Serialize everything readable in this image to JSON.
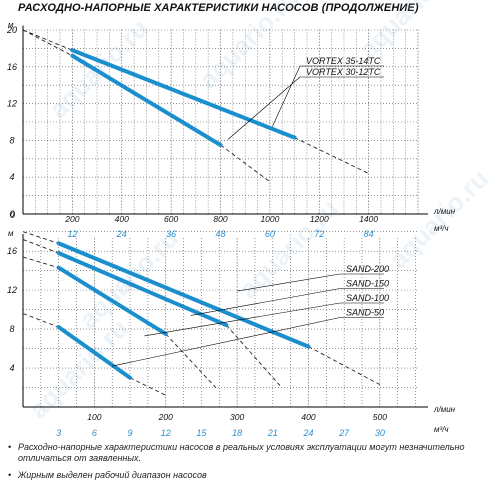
{
  "title": "РАСХОДНО-НАПОРНЫЕ ХАРАКТЕРИСТИКИ НАСОСОВ (ПРОДОЛЖЕНИЕ)",
  "watermark": "aquario.ru",
  "notes": [
    "Расходно-напорные характеристики насосов в реальных условиях эксплуатации могут незначительно отличаться от заявленных.",
    "Жирным выделен рабочий диапазон насосов"
  ],
  "chart_data": [
    {
      "type": "line",
      "xlabel": "л/мин",
      "x2label": "м³/ч",
      "ylabel": "м",
      "xlim": [
        0,
        1600
      ],
      "ylim": [
        0,
        20
      ],
      "xticks": [
        200,
        400,
        600,
        800,
        1000,
        1200,
        1400
      ],
      "x2ticks": [
        12,
        24,
        36,
        48,
        60,
        72,
        84
      ],
      "yticks": [
        0,
        4,
        8,
        12,
        16,
        20
      ],
      "grid": true,
      "series": [
        {
          "name": "VORTEX 35-14TC",
          "dashed_start": [
            [
              0,
              20
            ],
            [
              200,
              17.8
            ]
          ],
          "bold": [
            [
              200,
              17.8
            ],
            [
              1100,
              8.3
            ]
          ],
          "dashed_end": [
            [
              1100,
              8.3
            ],
            [
              1400,
              4.4
            ]
          ],
          "label_anchor": [
            1010,
            9.5
          ]
        },
        {
          "name": "VORTEX 30-12TC",
          "dashed_start": [
            [
              0,
              20
            ],
            [
              200,
              17.2
            ]
          ],
          "bold": [
            [
              200,
              17.2
            ],
            [
              800,
              7.5
            ]
          ],
          "dashed_end": [
            [
              800,
              7.5
            ],
            [
              1000,
              3.5
            ]
          ],
          "label_anchor": [
            830,
            8.1
          ]
        }
      ]
    },
    {
      "type": "line",
      "xlabel": "л/мин",
      "x2label": "м³/ч",
      "ylabel": "м",
      "xlim": [
        0,
        550
      ],
      "ylim": [
        0,
        18
      ],
      "xticks": [
        100,
        200,
        300,
        400,
        500
      ],
      "x2ticks": [
        3,
        6,
        9,
        12,
        15,
        18,
        21,
        24,
        27,
        30
      ],
      "yticks": [
        4,
        8,
        12,
        16
      ],
      "grid": true,
      "series": [
        {
          "name": "SAND-200",
          "dashed_start": [
            [
              0,
              18
            ],
            [
              50,
              16.8
            ]
          ],
          "bold": [
            [
              50,
              16.8
            ],
            [
              400,
              6.2
            ]
          ],
          "dashed_end": [
            [
              400,
              6.2
            ],
            [
              500,
              2.3
            ]
          ],
          "label_anchor": [
            300,
            11.9
          ]
        },
        {
          "name": "SAND-150",
          "dashed_start": [
            [
              0,
              17.2
            ],
            [
              50,
              15.8
            ]
          ],
          "bold": [
            [
              50,
              15.8
            ],
            [
              285,
              8.4
            ]
          ],
          "dashed_end": [
            [
              285,
              8.4
            ],
            [
              360,
              2.2
            ]
          ],
          "label_anchor": [
            235,
            9.4
          ]
        },
        {
          "name": "SAND-100",
          "dashed_start": [
            [
              0,
              15.4
            ],
            [
              50,
              14.3
            ]
          ],
          "bold": [
            [
              50,
              14.3
            ],
            [
              200,
              7.5
            ]
          ],
          "dashed_end": [
            [
              200,
              7.5
            ],
            [
              270,
              2.0
            ]
          ],
          "label_anchor": [
            170,
            7.3
          ]
        },
        {
          "name": "SAND-50",
          "dashed_start": [
            [
              0,
              9.6
            ],
            [
              50,
              8.2
            ]
          ],
          "bold": [
            [
              50,
              8.2
            ],
            [
              150,
              3.0
            ]
          ],
          "dashed_end": [
            [
              150,
              3.0
            ],
            [
              200,
              1.2
            ]
          ],
          "label_anchor": [
            125,
            4.2
          ]
        }
      ]
    }
  ]
}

────────────────────

- **WORK INSTRUCTIONS**:
Leave out the pictures and output the rest of the material exactly as written.

- **RESPONSE**:
Serialize everything readable in this image to JSON.
{
  "title": "РАСХОДНО-НАПОРНЫЕ ХАРАКТЕРИСТИКИ НАСОСОВ (ПРОДОЛЖЕНИЕ)",
  "watermark": "aquario.ru",
  "notes": [
    "Расходно-напорные характеристики насосов в реальных условиях эксплуатации могут незначительно отличаться от заявленных.",
    "Жирным выделен рабочий диапазон насосов"
  ],
  "chart_data": [
    {
      "type": "line",
      "xlabel": "л/мин",
      "x2label": "м³/ч",
      "ylabel": "м",
      "xlim": [
        0,
        1600
      ],
      "ylim": [
        0,
        20
      ],
      "xticks": [
        200,
        400,
        600,
        800,
        1000,
        1200,
        1400
      ],
      "x2ticks": [
        12,
        24,
        36,
        48,
        60,
        72,
        84
      ],
      "yticks": [
        0,
        4,
        8,
        12,
        16,
        20
      ],
      "grid": true,
      "series": [
        {
          "name": "VORTEX 35-14TC",
          "dashed_start": [
            [
              0,
              20
            ],
            [
              200,
              17.8
            ]
          ],
          "bold": [
            [
              200,
              17.8
            ],
            [
              1100,
              8.3
            ]
          ],
          "dashed_end": [
            [
              1100,
              8.3
            ],
            [
              1400,
              4.4
            ]
          ],
          "label_anchor": [
            1010,
            9.5
          ]
        },
        {
          "name": "VORTEX 30-12TC",
          "dashed_start": [
            [
              0,
              20
            ],
            [
              200,
              17.2
            ]
          ],
          "bold": [
            [
              200,
              17.2
            ],
            [
              800,
              7.5
            ]
          ],
          "dashed_end": [
            [
              800,
              7.5
            ],
            [
              1000,
              3.5
            ]
          ],
          "label_anchor": [
            830,
            8.1
          ]
        }
      ]
    },
    {
      "type": "line",
      "xlabel": "л/мин",
      "x2label": "м³/ч",
      "ylabel": "м",
      "xlim": [
        0,
        550
      ],
      "ylim": [
        0,
        18
      ],
      "xticks": [
        100,
        200,
        300,
        400,
        500
      ],
      "x2ticks": [
        3,
        6,
        9,
        12,
        15,
        18,
        21,
        24,
        27,
        30
      ],
      "yticks": [
        4,
        8,
        12,
        16
      ],
      "grid": true,
      "series": [
        {
          "name": "SAND-200",
          "dashed_start": [
            [
              0,
              18
            ],
            [
              50,
              16.8
            ]
          ],
          "bold": [
            [
              50,
              16.8
            ],
            [
              400,
              6.2
            ]
          ],
          "dashed_end": [
            [
              400,
              6.2
            ],
            [
              500,
              2.3
            ]
          ],
          "label_anchor": [
            300,
            11.9
          ]
        },
        {
          "name": "SAND-150",
          "dashed_start": [
            [
              0,
              17.2
            ],
            [
              50,
              15.8
            ]
          ],
          "bold": [
            [
              50,
              15.8
            ],
            [
              285,
              8.4
            ]
          ],
          "dashed_end": [
            [
              285,
              8.4
            ],
            [
              360,
              2.2
            ]
          ],
          "label_anchor": [
            235,
            9.4
          ]
        },
        {
          "name": "SAND-100",
          "dashed_start": [
            [
              0,
              15.4
            ],
            [
              50,
              14.3
            ]
          ],
          "bold": [
            [
              50,
              14.3
            ],
            [
              200,
              7.5
            ]
          ],
          "dashed_end": [
            [
              200,
              7.5
            ],
            [
              270,
              2.0
            ]
          ],
          "label_anchor": [
            170,
            7.3
          ]
        },
        {
          "name": "SAND-50",
          "dashed_start": [
            [
              0,
              9.6
            ],
            [
              50,
              8.2
            ]
          ],
          "bold": [
            [
              50,
              8.2
            ],
            [
              150,
              3.0
            ]
          ],
          "dashed_end": [
            [
              150,
              3.0
            ],
            [
              200,
              1.2
            ]
          ],
          "label_anchor": [
            125,
            4.2
          ]
        }
      ]
    }
  ]
}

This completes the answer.